Short exercise
Please write out all of the data below again, swapping "station-value" for "station-reading" wherever it occurs and keeping everything else the same. Leave the pictures out.

Provided records
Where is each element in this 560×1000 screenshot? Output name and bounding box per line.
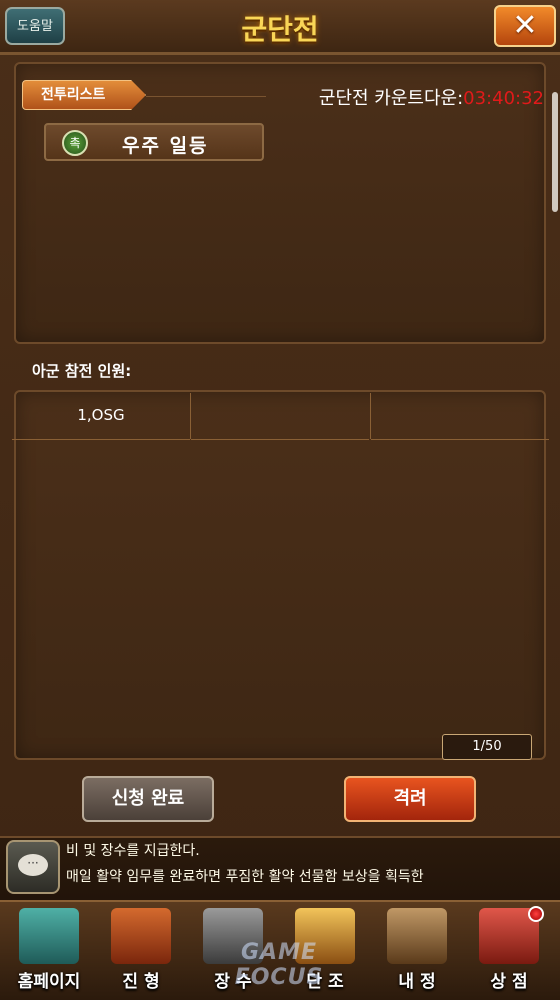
encourage-button[interactable]: 격려 — [344, 776, 476, 822]
members-panel — [14, 390, 546, 760]
nav-formation[interactable]: 진 형 — [96, 904, 186, 996]
guild-entry[interactable]: 촉 우주 일등 — [44, 123, 264, 161]
members-label: 아군 참전 인원: — [32, 362, 132, 380]
member-cell[interactable] — [191, 393, 369, 440]
watermark: GAME FOCUS — [234, 940, 324, 990]
war-drum-icon — [111, 908, 171, 964]
nav-home[interactable]: 홈페이지 — [4, 904, 94, 996]
nav-domestic[interactable]: 내 정 — [372, 904, 462, 996]
countdown: 군단전 카운트다운:03:40:32 — [319, 84, 544, 110]
treasure-chest-icon — [387, 908, 447, 964]
battle-list-tab[interactable]: 전투리스트 — [22, 80, 146, 110]
countdown-time: 03:40:32 — [463, 88, 544, 109]
chat-message: 비 및 장수를 지급한다. — [66, 843, 200, 859]
chat-button[interactable]: ··· — [6, 840, 60, 894]
shu-faction-icon: 촉 — [62, 130, 88, 156]
nav-shop[interactable]: 상 점 — [464, 904, 554, 996]
tab-divider — [146, 96, 266, 97]
page-indicator: 1/50 — [442, 734, 532, 760]
nav-label: 진 형 — [122, 972, 160, 992]
close-button[interactable]: ✕ — [494, 5, 556, 47]
page-title: 군단전 — [241, 13, 319, 46]
member-cell[interactable]: 1,OSG — [12, 393, 190, 440]
nav-label: 홈페이지 — [17, 972, 81, 992]
pagoda-icon — [19, 908, 79, 964]
chat-bubble-icon: ··· — [18, 854, 48, 876]
chat-message: 매일 활약 임무를 완료하면 푸짐한 활약 선물함 보상을 획득한 — [66, 869, 424, 885]
countdown-label: 군단전 카운트다운: — [318, 88, 464, 109]
nav-label: 상 점 — [490, 972, 528, 992]
guild-name: 우주 일등 — [122, 135, 209, 157]
member-cell[interactable] — [371, 393, 549, 440]
title-bar: 도움말 군단전 ✕ — [0, 0, 560, 55]
application-complete-button[interactable]: 신청 완료 — [82, 776, 214, 822]
nav-label: 내 정 — [398, 972, 436, 992]
notification-dot — [528, 906, 544, 922]
scrollbar[interactable] — [552, 92, 558, 212]
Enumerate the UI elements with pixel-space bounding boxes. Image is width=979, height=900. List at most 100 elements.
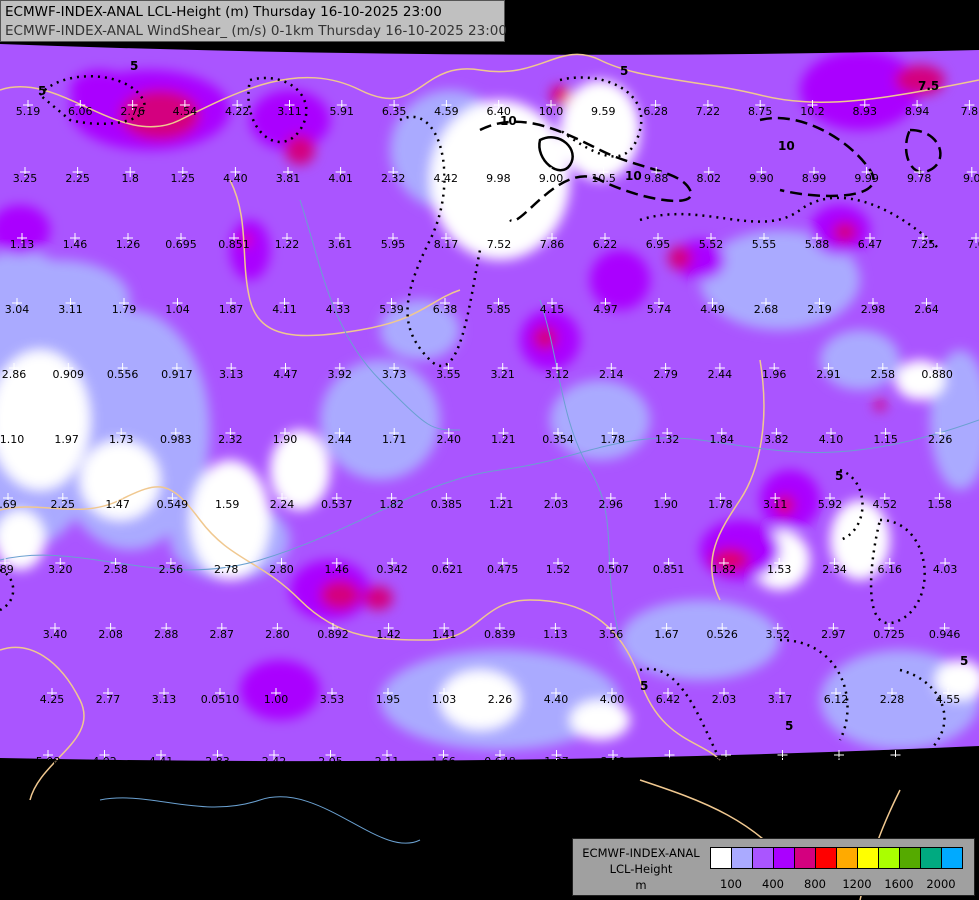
station-value: 3.25: [13, 172, 38, 185]
legend-swatch: [732, 848, 753, 868]
station-value: 5.55: [752, 238, 777, 251]
station-value: 3.59: [714, 755, 739, 768]
station-value: 2.58: [871, 368, 896, 381]
station-value: 1.15: [873, 433, 898, 446]
station-value: 5.19: [16, 105, 41, 118]
station-value: 2.78: [214, 563, 239, 576]
station-value: 1.52: [546, 563, 571, 576]
contour-label: 7.5: [918, 79, 939, 93]
station-value: 1.46: [325, 563, 350, 576]
station-value: 4.22: [225, 105, 250, 118]
station-value: 7.23: [827, 755, 852, 768]
station-value: 5.52: [883, 755, 908, 768]
station-value: 1.10: [0, 433, 24, 446]
station-value: 0.342: [376, 563, 408, 576]
station-value: 1.13: [10, 238, 35, 251]
station-value: 4.25: [40, 693, 65, 706]
station-value: 3.92: [328, 368, 353, 381]
station-value: 5.88: [805, 238, 830, 251]
station-value: 6.38: [433, 303, 458, 316]
station-value: 3.40: [43, 628, 68, 641]
station-value: 0.0510: [201, 693, 240, 706]
station-value: 2.26: [488, 693, 513, 706]
station-value: .69: [0, 498, 17, 511]
station-value: 4.41: [149, 755, 174, 768]
legend-tick: 1200: [842, 877, 872, 891]
station-value: 0.549: [157, 498, 189, 511]
station-value: 2.87: [210, 628, 235, 641]
station-value: 2.32: [381, 172, 406, 185]
station-value: 5.08: [36, 755, 61, 768]
legend-tick: 2000: [926, 877, 956, 891]
station-value: 10.0: [539, 105, 564, 118]
contour-label: 5: [785, 719, 793, 733]
station-value: 2.77: [96, 693, 121, 706]
station-value: 8.02: [697, 172, 722, 185]
station-value: 6.06: [68, 105, 93, 118]
station-value: 8.93: [853, 105, 878, 118]
station-value: 2.86: [2, 368, 27, 381]
station-value: 2.91: [816, 368, 841, 381]
station-value: 0.385: [431, 498, 463, 511]
legend-label: ECMWF-INDEX-ANAL LCL-Height m: [577, 845, 705, 893]
legend-swatch: [858, 848, 879, 868]
station-value: 0.909: [53, 368, 85, 381]
station-value: 1.67: [654, 628, 679, 641]
legend-model: ECMWF-INDEX-ANAL: [582, 846, 700, 860]
station-value: 2.83: [205, 755, 230, 768]
station-value: 2.19: [807, 303, 832, 316]
station-value: 2.24: [270, 498, 295, 511]
station-value: 0.354: [542, 433, 574, 446]
station-value: 0.839: [484, 628, 516, 641]
station-value: 5.95: [381, 238, 406, 251]
station-value: 2.25: [65, 172, 90, 185]
station-value: 2.79: [653, 368, 678, 381]
station-value: 7.86: [540, 238, 565, 251]
title-box: ECMWF-INDEX-ANAL LCL-Height (m) Thursday…: [0, 0, 507, 42]
station-value: 0.725: [873, 628, 905, 641]
station-value: 0.983: [160, 433, 192, 446]
station-value: 9.98: [486, 172, 511, 185]
station-value: 2.25: [51, 498, 76, 511]
station-value: 0.851: [653, 563, 685, 576]
station-value: 1.82: [712, 563, 737, 576]
station-value: 9.88: [644, 172, 669, 185]
station-value: 2.40: [437, 433, 462, 446]
station-value: 2.80: [269, 563, 294, 576]
legend-swatch: [816, 848, 837, 868]
station-value: 4.02: [92, 755, 117, 768]
legend-ticks: 100 400 800 1200 1600 2000: [710, 877, 966, 893]
legend-swatch: [753, 848, 774, 868]
station-value: 0.695: [165, 238, 197, 251]
field-patch: [363, 586, 393, 610]
station-value: 8.99: [802, 172, 827, 185]
station-value: 2.26: [928, 433, 953, 446]
station-value: 4.59: [434, 105, 459, 118]
station-value: 2.76: [120, 105, 145, 118]
station-value: 1.71: [382, 433, 407, 446]
station-value: 3.56: [599, 628, 624, 641]
station-value: 0.917: [161, 368, 193, 381]
station-value: 0.537: [321, 498, 353, 511]
station-value: 3.73: [382, 368, 407, 381]
contour-label: 10: [625, 169, 642, 183]
station-value: 5.92: [818, 498, 843, 511]
station-value: 4.47: [273, 368, 298, 381]
station-value: 0.556: [107, 368, 139, 381]
station-value: 4.11: [272, 303, 297, 316]
lcl-height-map: 55 57.51010105555 5.19 6.06 2.76 4.54 4.22 3.1…: [0, 44, 979, 900]
station-value: 0.648: [484, 755, 516, 768]
legend-swatch: [774, 848, 795, 868]
station-value: 2.32: [218, 433, 243, 446]
station-value: 10.2: [800, 105, 825, 118]
station-value: 4.33: [326, 303, 351, 316]
station-value: 1.04: [165, 303, 190, 316]
station-value: 1.59: [215, 498, 240, 511]
station-value: 0.621: [432, 563, 464, 576]
station-value: 4.03: [933, 563, 958, 576]
station-value: 5.74: [647, 303, 672, 316]
station-value: 2.08: [98, 628, 123, 641]
legend-swatch: [795, 848, 816, 868]
station-value: 0.851: [218, 238, 250, 251]
station-value: 3.61: [328, 238, 353, 251]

Result for this exercise
Where is each element in this 560×1000 screenshot? Output name and bounding box per line.
encourage-button[interactable]: 격려 — [344, 776, 476, 822]
members-panel — [14, 390, 546, 760]
nav-formation[interactable]: 진 형 — [96, 904, 186, 996]
guild-entry[interactable]: 촉 우주 일등 — [44, 123, 264, 161]
members-label: 아군 참전 인원: — [32, 362, 132, 380]
member-cell[interactable] — [191, 393, 369, 440]
watermark: GAME FOCUS — [234, 940, 324, 990]
war-drum-icon — [111, 908, 171, 964]
nav-home[interactable]: 홈페이지 — [4, 904, 94, 996]
nav-domestic[interactable]: 내 정 — [372, 904, 462, 996]
countdown: 군단전 카운트다운:03:40:32 — [319, 84, 544, 110]
treasure-chest-icon — [387, 908, 447, 964]
battle-list-tab[interactable]: 전투리스트 — [22, 80, 146, 110]
countdown-time: 03:40:32 — [463, 88, 544, 109]
chat-message: 비 및 장수를 지급한다. — [66, 843, 200, 859]
chat-button[interactable]: ··· — [6, 840, 60, 894]
shu-faction-icon: 촉 — [62, 130, 88, 156]
nav-shop[interactable]: 상 점 — [464, 904, 554, 996]
tab-divider — [146, 96, 266, 97]
page-indicator: 1/50 — [442, 734, 532, 760]
nav-label: 진 형 — [122, 972, 160, 992]
close-button[interactable]: ✕ — [494, 5, 556, 47]
page-title: 군단전 — [241, 13, 319, 46]
member-cell[interactable]: 1,OSG — [12, 393, 190, 440]
nav-label: 홈페이지 — [17, 972, 81, 992]
pagoda-icon — [19, 908, 79, 964]
chat-bubble-icon: ··· — [18, 854, 48, 876]
chat-message: 매일 활약 임무를 완료하면 푸짐한 활약 선물함 보상을 획득한 — [66, 869, 424, 885]
countdown-label: 군단전 카운트다운: — [318, 88, 464, 109]
nav-label: 상 점 — [490, 972, 528, 992]
guild-name: 우주 일등 — [122, 135, 209, 157]
member-cell[interactable] — [371, 393, 549, 440]
title-bar: 도움말 군단전 ✕ — [0, 0, 560, 55]
application-complete-button[interactable]: 신청 완료 — [82, 776, 214, 822]
nav-label: 내 정 — [398, 972, 436, 992]
notification-dot — [528, 906, 544, 922]
scrollbar[interactable] — [552, 92, 558, 212]
Enumerate the UI elements with pixel-space bounding boxes. Image is width=979, height=900. List at most 100 elements.
station-reading: 3.25: [13, 172, 38, 185]
legend-swatch: [732, 848, 753, 868]
station-reading: 5.55: [752, 238, 777, 251]
station-reading: 3.59: [714, 755, 739, 768]
station-reading: 2.58: [871, 368, 896, 381]
station-reading: 1.15: [873, 433, 898, 446]
station-reading: 5.19: [16, 105, 41, 118]
station-reading: 2.78: [214, 563, 239, 576]
station-reading: 1.52: [546, 563, 571, 576]
contour-label: 7.5: [918, 79, 939, 93]
station-reading: 1.46: [325, 563, 350, 576]
station-reading: 4.22: [225, 105, 250, 118]
station-reading: 7.23: [827, 755, 852, 768]
station-reading: 5.52: [883, 755, 908, 768]
station-reading: 1.10: [0, 433, 24, 446]
station-reading: 0.342: [376, 563, 408, 576]
station-reading: 1.13: [10, 238, 35, 251]
station-reading: 4.25: [40, 693, 65, 706]
station-reading: 3.92: [328, 368, 353, 381]
station-reading: 5.88: [805, 238, 830, 251]
station-reading: 6.38: [433, 303, 458, 316]
station-reading: 3.40: [43, 628, 68, 641]
station-reading: 0.0510: [201, 693, 240, 706]
station-reading: 2.26: [488, 693, 513, 706]
station-reading: .69: [0, 498, 17, 511]
station-reading: 4.41: [149, 755, 174, 768]
legend-tick: 1200: [842, 877, 872, 891]
station-reading: 0.549: [157, 498, 189, 511]
station-reading: 2.87: [210, 628, 235, 641]
station-reading: 2.32: [381, 172, 406, 185]
station-reading: 5.08: [36, 755, 61, 768]
legend-tick: 2000: [926, 877, 956, 891]
station-reading: 10.0: [539, 105, 564, 118]
contour-label: 5: [785, 719, 793, 733]
station-reading: 2.77: [96, 693, 121, 706]
station-reading: 8.02: [697, 172, 722, 185]
station-reading: 6.06: [68, 105, 93, 118]
station-reading: 8.93: [853, 105, 878, 118]
station-reading: 2.86: [2, 368, 27, 381]
station-reading: 2.91: [816, 368, 841, 381]
station-reading: 0.385: [431, 498, 463, 511]
legend-label: ECMWF-INDEX-ANAL LCL-Height m: [577, 845, 705, 893]
legend-swatch: [858, 848, 879, 868]
station-reading: 0.909: [53, 368, 85, 381]
station-reading: 1.67: [654, 628, 679, 641]
legend-model: ECMWF-INDEX-ANAL: [582, 846, 700, 860]
station-reading: 2.83: [205, 755, 230, 768]
station-reading: 2.19: [807, 303, 832, 316]
station-reading: 2.24: [270, 498, 295, 511]
station-reading: 0.354: [542, 433, 574, 446]
station-reading: 0.839: [484, 628, 516, 641]
station-reading: 5.95: [381, 238, 406, 251]
station-reading: 2.25: [65, 172, 90, 185]
station-reading: 2.79: [653, 368, 678, 381]
station-reading: 7.86: [540, 238, 565, 251]
title-box: ECMWF-INDEX-ANAL LCL-Height (m) Thursday…: [0, 0, 507, 42]
station-reading: 0.725: [873, 628, 905, 641]
station-reading: 0.983: [160, 433, 192, 446]
station-reading: 9.98: [486, 172, 511, 185]
station-reading: 2.25: [51, 498, 76, 511]
station-reading: 0.851: [653, 563, 685, 576]
station-reading: 1.82: [712, 563, 737, 576]
station-reading: 9.88: [644, 172, 669, 185]
station-reading: 2.40: [437, 433, 462, 446]
station-reading: 2.80: [269, 563, 294, 576]
legend-swatch: [816, 848, 837, 868]
station-reading: 4.02: [92, 755, 117, 768]
legend-ticks: 100 400 800 1200 1600 2000: [710, 877, 966, 893]
legend-swatch: [753, 848, 774, 868]
station-reading: 0.695: [165, 238, 197, 251]
field-patch: [363, 586, 393, 610]
station-reading: 8.99: [802, 172, 827, 185]
station-reading: 2.26: [928, 433, 953, 446]
station-reading: 4.59: [434, 105, 459, 118]
station-reading: 2.76: [120, 105, 145, 118]
station-reading: 1.71: [382, 433, 407, 446]
station-reading: 3.56: [599, 628, 624, 641]
station-reading: 0.917: [161, 368, 193, 381]
station-reading: 0.537: [321, 498, 353, 511]
station-reading: 3.73: [382, 368, 407, 381]
contour-label: 10: [625, 169, 642, 183]
station-reading: 5.92: [818, 498, 843, 511]
station-reading: 4.47: [273, 368, 298, 381]
station-reading: 0.556: [107, 368, 139, 381]
station-reading: 4.11: [272, 303, 297, 316]
lcl-height-map: 55 57.51010105555 5.19 6.06 2.76 4.54 4.22 3.1…: [0, 44, 979, 900]
station-reading: 0.648: [484, 755, 516, 768]
legend-swatch: [774, 848, 795, 868]
station-reading: 2.32: [218, 433, 243, 446]
station-reading: 10.2: [800, 105, 825, 118]
station-reading: 4.33: [326, 303, 351, 316]
station-reading: 1.04: [165, 303, 190, 316]
station-reading: 1.59: [215, 498, 240, 511]
station-reading: 0.621: [432, 563, 464, 576]
station-reading: 4.03: [933, 563, 958, 576]
station-reading: 5.74: [647, 303, 672, 316]
station-reading: 2.08: [98, 628, 123, 641]
legend-swatch: [795, 848, 816, 868]
station-reading: 0.851: [218, 238, 250, 251]
station-reading: 3.61: [328, 238, 353, 251]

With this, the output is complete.